### What you will do
Will you output the entries below exactly, skipping every image they contain?

──────── Exercise material ────────

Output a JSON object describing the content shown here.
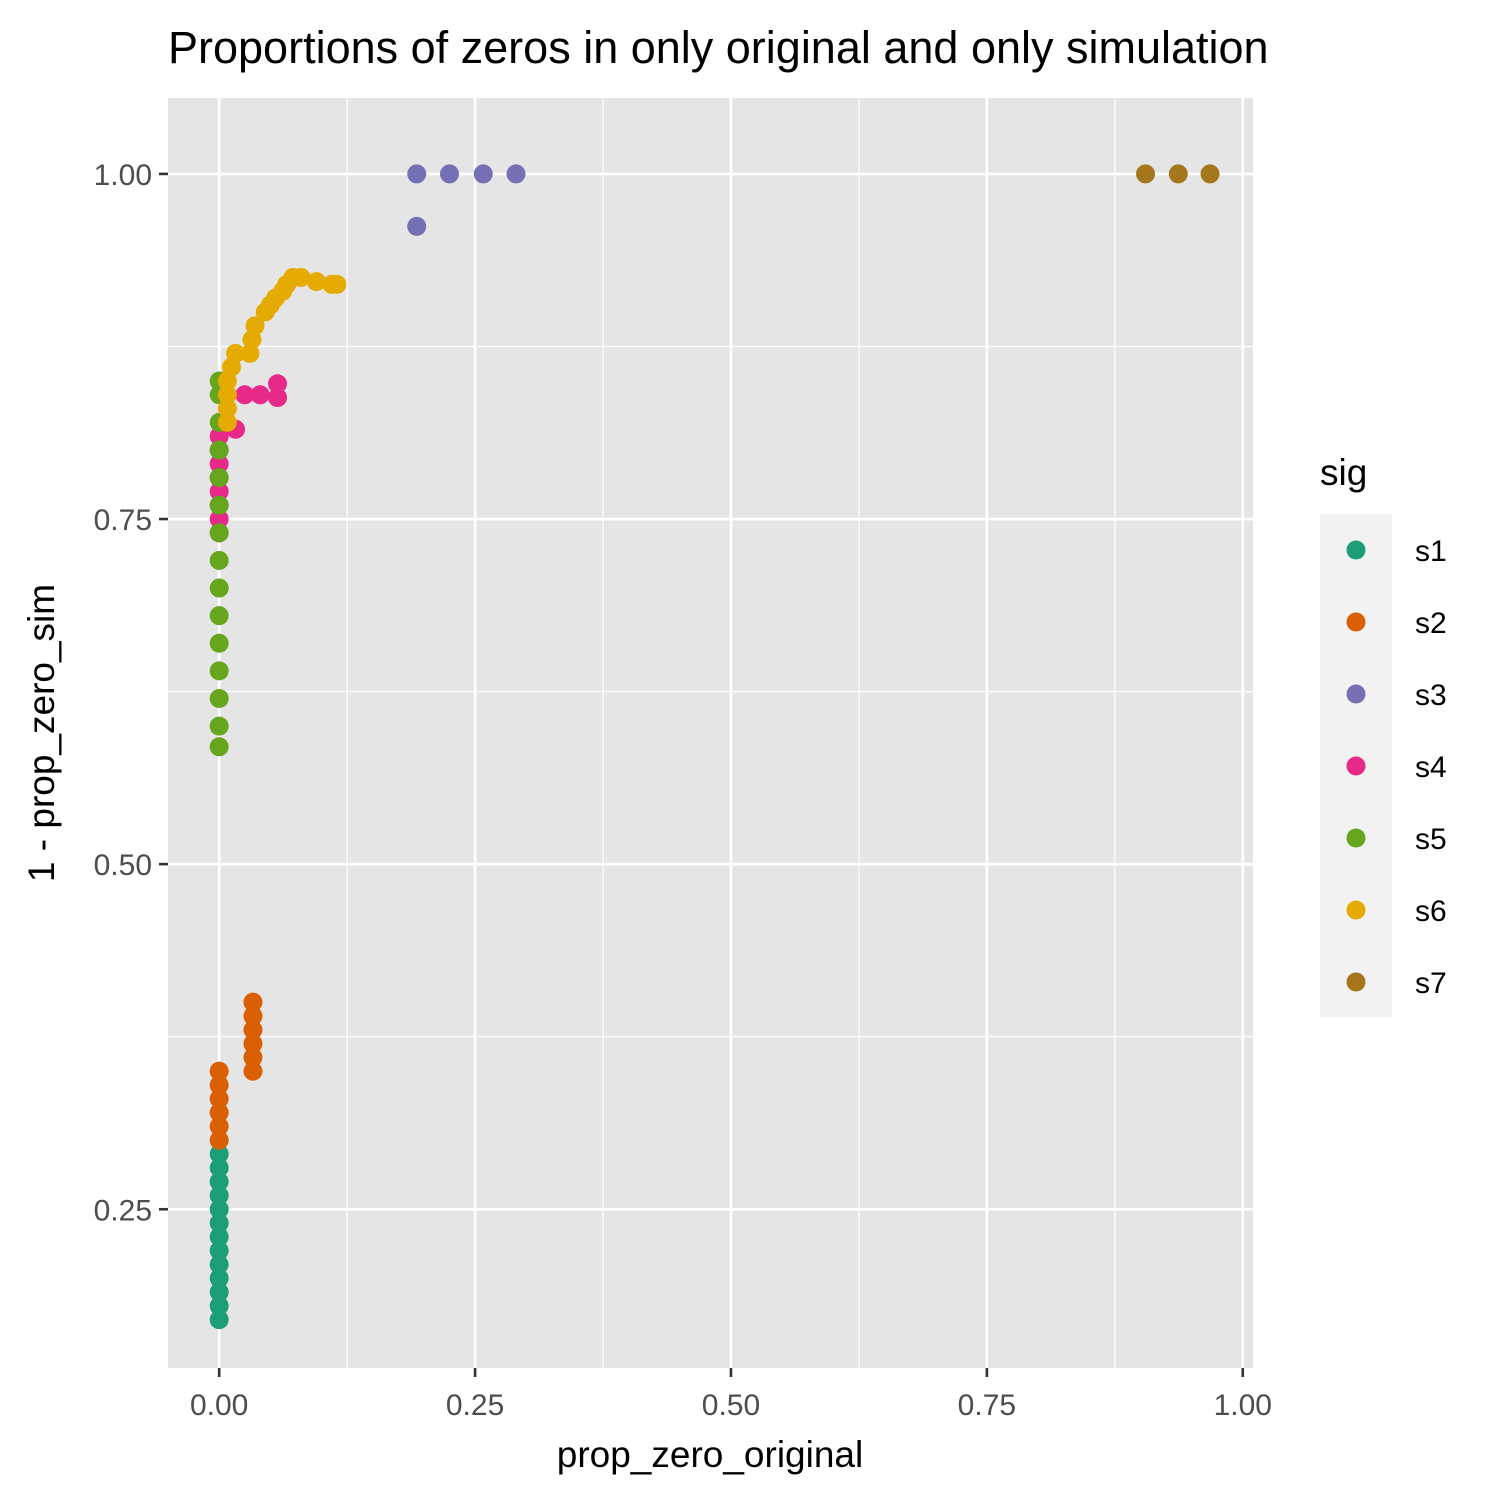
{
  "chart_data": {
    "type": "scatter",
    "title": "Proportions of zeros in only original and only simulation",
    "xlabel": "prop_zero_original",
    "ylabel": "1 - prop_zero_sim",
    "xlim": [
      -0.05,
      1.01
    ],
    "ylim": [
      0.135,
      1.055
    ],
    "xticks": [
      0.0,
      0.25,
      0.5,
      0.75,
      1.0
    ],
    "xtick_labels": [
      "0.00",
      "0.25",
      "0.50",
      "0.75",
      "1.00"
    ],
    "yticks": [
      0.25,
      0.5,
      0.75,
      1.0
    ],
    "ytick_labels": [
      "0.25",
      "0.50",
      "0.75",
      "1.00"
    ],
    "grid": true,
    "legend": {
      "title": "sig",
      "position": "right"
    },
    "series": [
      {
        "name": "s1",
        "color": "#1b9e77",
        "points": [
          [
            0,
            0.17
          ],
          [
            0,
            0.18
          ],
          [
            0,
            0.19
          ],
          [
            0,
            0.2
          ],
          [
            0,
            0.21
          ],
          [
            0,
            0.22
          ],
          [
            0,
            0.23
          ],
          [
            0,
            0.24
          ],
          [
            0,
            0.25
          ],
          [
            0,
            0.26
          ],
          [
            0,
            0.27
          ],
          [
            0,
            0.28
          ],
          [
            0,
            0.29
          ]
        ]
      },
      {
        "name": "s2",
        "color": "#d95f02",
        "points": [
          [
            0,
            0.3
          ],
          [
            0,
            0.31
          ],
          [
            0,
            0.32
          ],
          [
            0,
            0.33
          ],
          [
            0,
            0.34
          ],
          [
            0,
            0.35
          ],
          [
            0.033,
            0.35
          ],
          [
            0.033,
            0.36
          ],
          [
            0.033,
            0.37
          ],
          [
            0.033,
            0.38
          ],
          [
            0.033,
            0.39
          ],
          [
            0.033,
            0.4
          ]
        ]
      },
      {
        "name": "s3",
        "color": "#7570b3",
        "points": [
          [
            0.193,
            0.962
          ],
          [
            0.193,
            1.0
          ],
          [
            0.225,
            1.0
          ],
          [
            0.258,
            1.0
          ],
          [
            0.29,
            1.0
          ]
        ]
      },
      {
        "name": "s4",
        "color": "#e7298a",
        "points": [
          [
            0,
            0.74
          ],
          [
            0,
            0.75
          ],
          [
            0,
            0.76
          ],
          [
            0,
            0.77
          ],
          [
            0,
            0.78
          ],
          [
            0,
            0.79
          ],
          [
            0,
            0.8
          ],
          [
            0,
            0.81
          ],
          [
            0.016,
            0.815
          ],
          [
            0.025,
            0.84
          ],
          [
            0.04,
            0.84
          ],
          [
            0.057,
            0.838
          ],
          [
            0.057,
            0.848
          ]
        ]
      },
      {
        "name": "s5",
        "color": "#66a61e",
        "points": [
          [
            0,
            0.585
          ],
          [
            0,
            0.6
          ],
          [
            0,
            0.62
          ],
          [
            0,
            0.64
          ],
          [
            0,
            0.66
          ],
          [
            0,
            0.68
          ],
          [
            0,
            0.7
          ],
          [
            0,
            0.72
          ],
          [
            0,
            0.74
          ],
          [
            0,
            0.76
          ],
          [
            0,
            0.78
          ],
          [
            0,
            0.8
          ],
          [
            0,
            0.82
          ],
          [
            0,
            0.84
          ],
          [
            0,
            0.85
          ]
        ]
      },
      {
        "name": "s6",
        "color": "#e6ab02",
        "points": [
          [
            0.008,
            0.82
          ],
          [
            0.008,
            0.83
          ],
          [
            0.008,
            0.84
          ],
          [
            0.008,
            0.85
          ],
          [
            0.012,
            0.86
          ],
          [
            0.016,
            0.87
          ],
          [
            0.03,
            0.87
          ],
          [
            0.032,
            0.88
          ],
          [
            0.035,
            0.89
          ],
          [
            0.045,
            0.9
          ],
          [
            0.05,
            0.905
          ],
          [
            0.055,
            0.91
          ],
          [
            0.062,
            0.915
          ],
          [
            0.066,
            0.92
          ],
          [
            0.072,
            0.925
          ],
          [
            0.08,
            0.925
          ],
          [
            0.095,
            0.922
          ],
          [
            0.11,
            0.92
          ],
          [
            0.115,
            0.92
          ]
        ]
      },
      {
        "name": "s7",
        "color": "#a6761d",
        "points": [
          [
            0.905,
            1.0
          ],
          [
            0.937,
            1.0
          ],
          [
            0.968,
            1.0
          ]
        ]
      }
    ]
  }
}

────────

### The answer
Output a JSON object describing the content shown here.
{
  "chart_data": {
    "type": "scatter",
    "title": "Proportions of zeros in only original and only simulation",
    "xlabel": "prop_zero_original",
    "ylabel": "1 - prop_zero_sim",
    "xlim": [
      -0.05,
      1.01
    ],
    "ylim": [
      0.135,
      1.055
    ],
    "xticks": [
      0.0,
      0.25,
      0.5,
      0.75,
      1.0
    ],
    "xtick_labels": [
      "0.00",
      "0.25",
      "0.50",
      "0.75",
      "1.00"
    ],
    "yticks": [
      0.25,
      0.5,
      0.75,
      1.0
    ],
    "ytick_labels": [
      "0.25",
      "0.50",
      "0.75",
      "1.00"
    ],
    "grid": true,
    "legend": {
      "title": "sig",
      "position": "right"
    },
    "series": [
      {
        "name": "s1",
        "color": "#1b9e77",
        "points": [
          [
            0,
            0.17
          ],
          [
            0,
            0.18
          ],
          [
            0,
            0.19
          ],
          [
            0,
            0.2
          ],
          [
            0,
            0.21
          ],
          [
            0,
            0.22
          ],
          [
            0,
            0.23
          ],
          [
            0,
            0.24
          ],
          [
            0,
            0.25
          ],
          [
            0,
            0.26
          ],
          [
            0,
            0.27
          ],
          [
            0,
            0.28
          ],
          [
            0,
            0.29
          ]
        ]
      },
      {
        "name": "s2",
        "color": "#d95f02",
        "points": [
          [
            0,
            0.3
          ],
          [
            0,
            0.31
          ],
          [
            0,
            0.32
          ],
          [
            0,
            0.33
          ],
          [
            0,
            0.34
          ],
          [
            0,
            0.35
          ],
          [
            0.033,
            0.35
          ],
          [
            0.033,
            0.36
          ],
          [
            0.033,
            0.37
          ],
          [
            0.033,
            0.38
          ],
          [
            0.033,
            0.39
          ],
          [
            0.033,
            0.4
          ]
        ]
      },
      {
        "name": "s3",
        "color": "#7570b3",
        "points": [
          [
            0.193,
            0.962
          ],
          [
            0.193,
            1.0
          ],
          [
            0.225,
            1.0
          ],
          [
            0.258,
            1.0
          ],
          [
            0.29,
            1.0
          ]
        ]
      },
      {
        "name": "s4",
        "color": "#e7298a",
        "points": [
          [
            0,
            0.74
          ],
          [
            0,
            0.75
          ],
          [
            0,
            0.76
          ],
          [
            0,
            0.77
          ],
          [
            0,
            0.78
          ],
          [
            0,
            0.79
          ],
          [
            0,
            0.8
          ],
          [
            0,
            0.81
          ],
          [
            0.016,
            0.815
          ],
          [
            0.025,
            0.84
          ],
          [
            0.04,
            0.84
          ],
          [
            0.057,
            0.838
          ],
          [
            0.057,
            0.848
          ]
        ]
      },
      {
        "name": "s5",
        "color": "#66a61e",
        "points": [
          [
            0,
            0.585
          ],
          [
            0,
            0.6
          ],
          [
            0,
            0.62
          ],
          [
            0,
            0.64
          ],
          [
            0,
            0.66
          ],
          [
            0,
            0.68
          ],
          [
            0,
            0.7
          ],
          [
            0,
            0.72
          ],
          [
            0,
            0.74
          ],
          [
            0,
            0.76
          ],
          [
            0,
            0.78
          ],
          [
            0,
            0.8
          ],
          [
            0,
            0.82
          ],
          [
            0,
            0.84
          ],
          [
            0,
            0.85
          ]
        ]
      },
      {
        "name": "s6",
        "color": "#e6ab02",
        "points": [
          [
            0.008,
            0.82
          ],
          [
            0.008,
            0.83
          ],
          [
            0.008,
            0.84
          ],
          [
            0.008,
            0.85
          ],
          [
            0.012,
            0.86
          ],
          [
            0.016,
            0.87
          ],
          [
            0.03,
            0.87
          ],
          [
            0.032,
            0.88
          ],
          [
            0.035,
            0.89
          ],
          [
            0.045,
            0.9
          ],
          [
            0.05,
            0.905
          ],
          [
            0.055,
            0.91
          ],
          [
            0.062,
            0.915
          ],
          [
            0.066,
            0.92
          ],
          [
            0.072,
            0.925
          ],
          [
            0.08,
            0.925
          ],
          [
            0.095,
            0.922
          ],
          [
            0.11,
            0.92
          ],
          [
            0.115,
            0.92
          ]
        ]
      },
      {
        "name": "s7",
        "color": "#a6761d",
        "points": [
          [
            0.905,
            1.0
          ],
          [
            0.937,
            1.0
          ],
          [
            0.968,
            1.0
          ]
        ]
      }
    ]
  }
}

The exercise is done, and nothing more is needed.